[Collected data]

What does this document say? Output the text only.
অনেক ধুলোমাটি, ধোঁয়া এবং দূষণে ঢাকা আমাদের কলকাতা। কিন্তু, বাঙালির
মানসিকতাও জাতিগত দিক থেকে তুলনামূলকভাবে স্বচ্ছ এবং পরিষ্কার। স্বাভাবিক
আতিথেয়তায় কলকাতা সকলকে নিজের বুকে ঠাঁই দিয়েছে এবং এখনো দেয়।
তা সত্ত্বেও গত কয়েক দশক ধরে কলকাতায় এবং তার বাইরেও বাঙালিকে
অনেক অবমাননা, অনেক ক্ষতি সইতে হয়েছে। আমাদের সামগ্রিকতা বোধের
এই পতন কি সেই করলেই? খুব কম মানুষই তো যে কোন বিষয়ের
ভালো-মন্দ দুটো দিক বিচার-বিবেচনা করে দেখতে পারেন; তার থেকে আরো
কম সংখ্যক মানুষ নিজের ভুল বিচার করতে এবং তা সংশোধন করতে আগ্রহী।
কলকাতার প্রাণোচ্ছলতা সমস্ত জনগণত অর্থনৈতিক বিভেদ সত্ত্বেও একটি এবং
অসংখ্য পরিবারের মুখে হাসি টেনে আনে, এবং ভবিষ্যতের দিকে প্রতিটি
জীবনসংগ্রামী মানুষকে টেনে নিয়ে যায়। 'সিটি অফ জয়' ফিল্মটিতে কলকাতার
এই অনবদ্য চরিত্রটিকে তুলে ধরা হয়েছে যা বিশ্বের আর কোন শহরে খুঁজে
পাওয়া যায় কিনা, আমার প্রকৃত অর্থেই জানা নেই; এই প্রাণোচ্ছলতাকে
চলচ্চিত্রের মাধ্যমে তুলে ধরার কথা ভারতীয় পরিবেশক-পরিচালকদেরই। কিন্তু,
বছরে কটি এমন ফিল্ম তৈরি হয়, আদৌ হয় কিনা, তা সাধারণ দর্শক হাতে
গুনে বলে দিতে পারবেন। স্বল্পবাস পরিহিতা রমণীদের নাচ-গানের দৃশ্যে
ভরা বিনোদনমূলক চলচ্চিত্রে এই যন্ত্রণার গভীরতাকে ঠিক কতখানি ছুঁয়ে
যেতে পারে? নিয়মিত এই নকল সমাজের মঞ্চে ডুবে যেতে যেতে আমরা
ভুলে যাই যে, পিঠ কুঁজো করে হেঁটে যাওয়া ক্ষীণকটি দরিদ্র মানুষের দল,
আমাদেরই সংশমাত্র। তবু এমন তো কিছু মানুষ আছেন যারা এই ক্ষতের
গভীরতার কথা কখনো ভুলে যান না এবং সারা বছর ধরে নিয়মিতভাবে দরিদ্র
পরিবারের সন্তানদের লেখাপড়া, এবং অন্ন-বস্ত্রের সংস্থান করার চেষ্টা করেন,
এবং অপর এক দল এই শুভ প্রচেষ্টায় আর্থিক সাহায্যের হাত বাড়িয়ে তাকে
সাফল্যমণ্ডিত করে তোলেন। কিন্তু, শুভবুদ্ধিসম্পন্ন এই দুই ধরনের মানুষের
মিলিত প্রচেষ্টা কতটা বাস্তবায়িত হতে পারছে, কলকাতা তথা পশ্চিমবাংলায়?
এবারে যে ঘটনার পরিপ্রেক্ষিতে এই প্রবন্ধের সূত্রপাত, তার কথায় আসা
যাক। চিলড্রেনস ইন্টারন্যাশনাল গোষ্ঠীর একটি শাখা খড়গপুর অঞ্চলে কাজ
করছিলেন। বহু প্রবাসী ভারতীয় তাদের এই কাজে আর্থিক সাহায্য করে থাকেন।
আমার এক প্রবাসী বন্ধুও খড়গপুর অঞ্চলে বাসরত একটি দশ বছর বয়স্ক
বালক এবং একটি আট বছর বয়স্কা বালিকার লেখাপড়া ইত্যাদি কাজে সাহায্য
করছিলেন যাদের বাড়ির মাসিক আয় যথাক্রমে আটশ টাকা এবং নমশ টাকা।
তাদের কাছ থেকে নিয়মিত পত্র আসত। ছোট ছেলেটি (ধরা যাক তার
==
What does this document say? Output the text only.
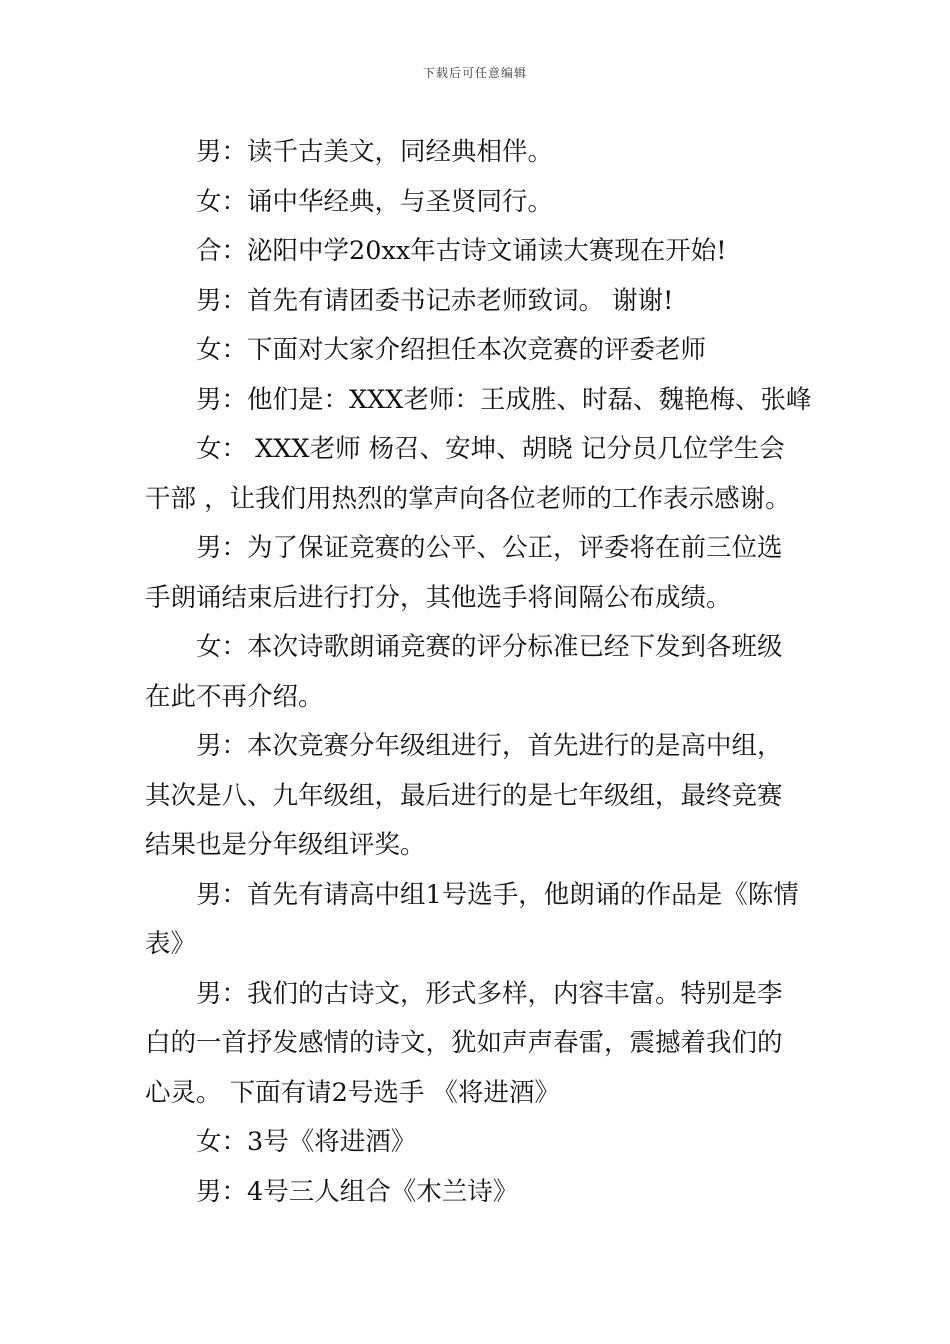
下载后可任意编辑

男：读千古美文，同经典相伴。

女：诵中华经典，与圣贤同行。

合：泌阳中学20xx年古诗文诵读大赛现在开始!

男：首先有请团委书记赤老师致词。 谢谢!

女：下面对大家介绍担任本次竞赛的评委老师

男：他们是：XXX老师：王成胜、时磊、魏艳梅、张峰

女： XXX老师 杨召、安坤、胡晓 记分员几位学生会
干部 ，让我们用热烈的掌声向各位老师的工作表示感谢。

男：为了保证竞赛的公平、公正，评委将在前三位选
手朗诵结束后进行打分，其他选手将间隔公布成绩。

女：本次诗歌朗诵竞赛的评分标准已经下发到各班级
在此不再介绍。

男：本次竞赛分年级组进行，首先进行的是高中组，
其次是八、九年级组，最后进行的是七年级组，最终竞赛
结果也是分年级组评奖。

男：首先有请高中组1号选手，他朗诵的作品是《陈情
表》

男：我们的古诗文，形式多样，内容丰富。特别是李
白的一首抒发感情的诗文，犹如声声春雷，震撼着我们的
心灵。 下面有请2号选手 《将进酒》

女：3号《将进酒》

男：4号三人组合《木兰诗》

Short problem » In the entries above, find each line with the string "XXX老师" and copy it.

Correct answer »
男：他们是：XXX老师：王成胜、时磊、魏艳梅、张峰
女： XXX老师 杨召、安坤、胡晓 记分员几位学生会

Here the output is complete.